**Stated goal**
Which lines in the records below contain the word "niet"? Copy each of them.

**Material to process**
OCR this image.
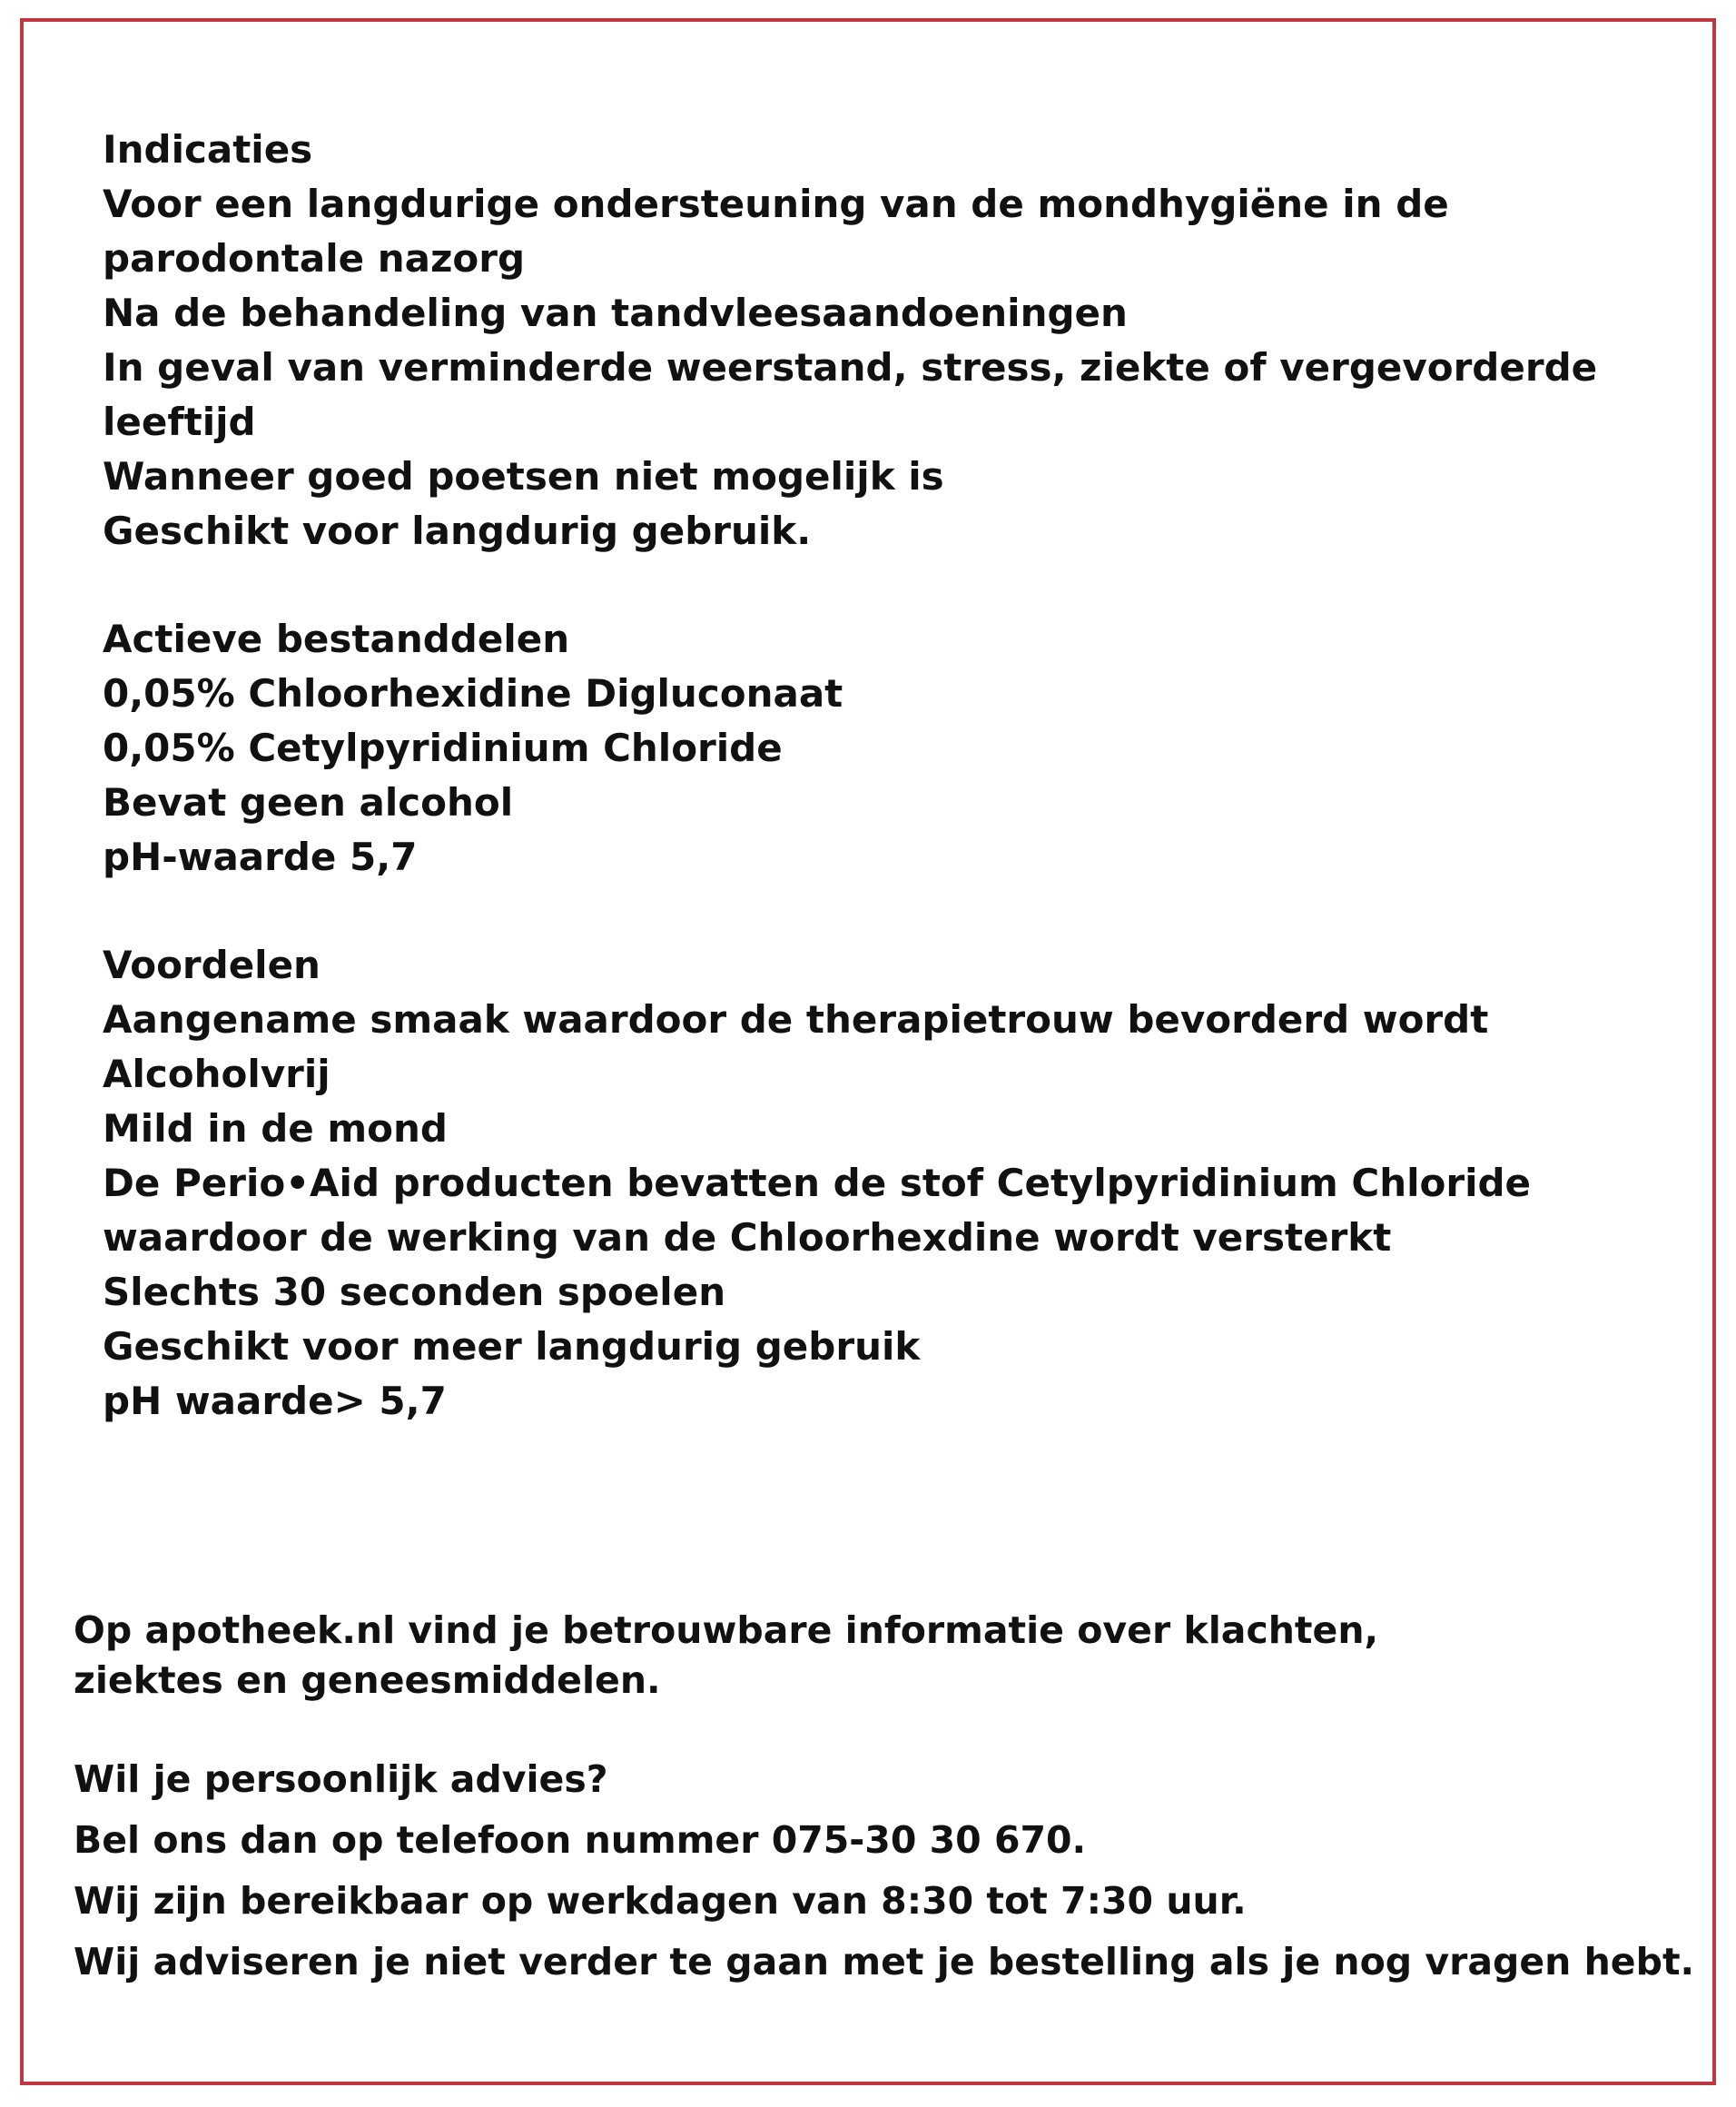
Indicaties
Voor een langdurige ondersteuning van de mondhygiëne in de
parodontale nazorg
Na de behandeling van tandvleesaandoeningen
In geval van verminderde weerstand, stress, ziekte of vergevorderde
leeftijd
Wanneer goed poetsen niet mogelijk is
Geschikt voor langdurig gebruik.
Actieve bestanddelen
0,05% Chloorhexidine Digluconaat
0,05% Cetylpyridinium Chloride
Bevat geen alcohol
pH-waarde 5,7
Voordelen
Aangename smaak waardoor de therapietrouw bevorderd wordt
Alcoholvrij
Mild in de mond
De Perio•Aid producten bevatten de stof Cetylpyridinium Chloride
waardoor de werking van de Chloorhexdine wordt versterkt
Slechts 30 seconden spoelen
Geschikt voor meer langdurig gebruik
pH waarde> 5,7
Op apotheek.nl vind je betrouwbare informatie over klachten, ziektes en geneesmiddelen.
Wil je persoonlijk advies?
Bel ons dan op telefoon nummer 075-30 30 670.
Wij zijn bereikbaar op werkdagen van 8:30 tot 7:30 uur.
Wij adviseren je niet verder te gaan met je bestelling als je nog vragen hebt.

**Answer for the task**
Wanneer goed poetsen niet mogelijk is
Wij adviseren je niet verder te gaan met je bestelling als je nog vragen hebt.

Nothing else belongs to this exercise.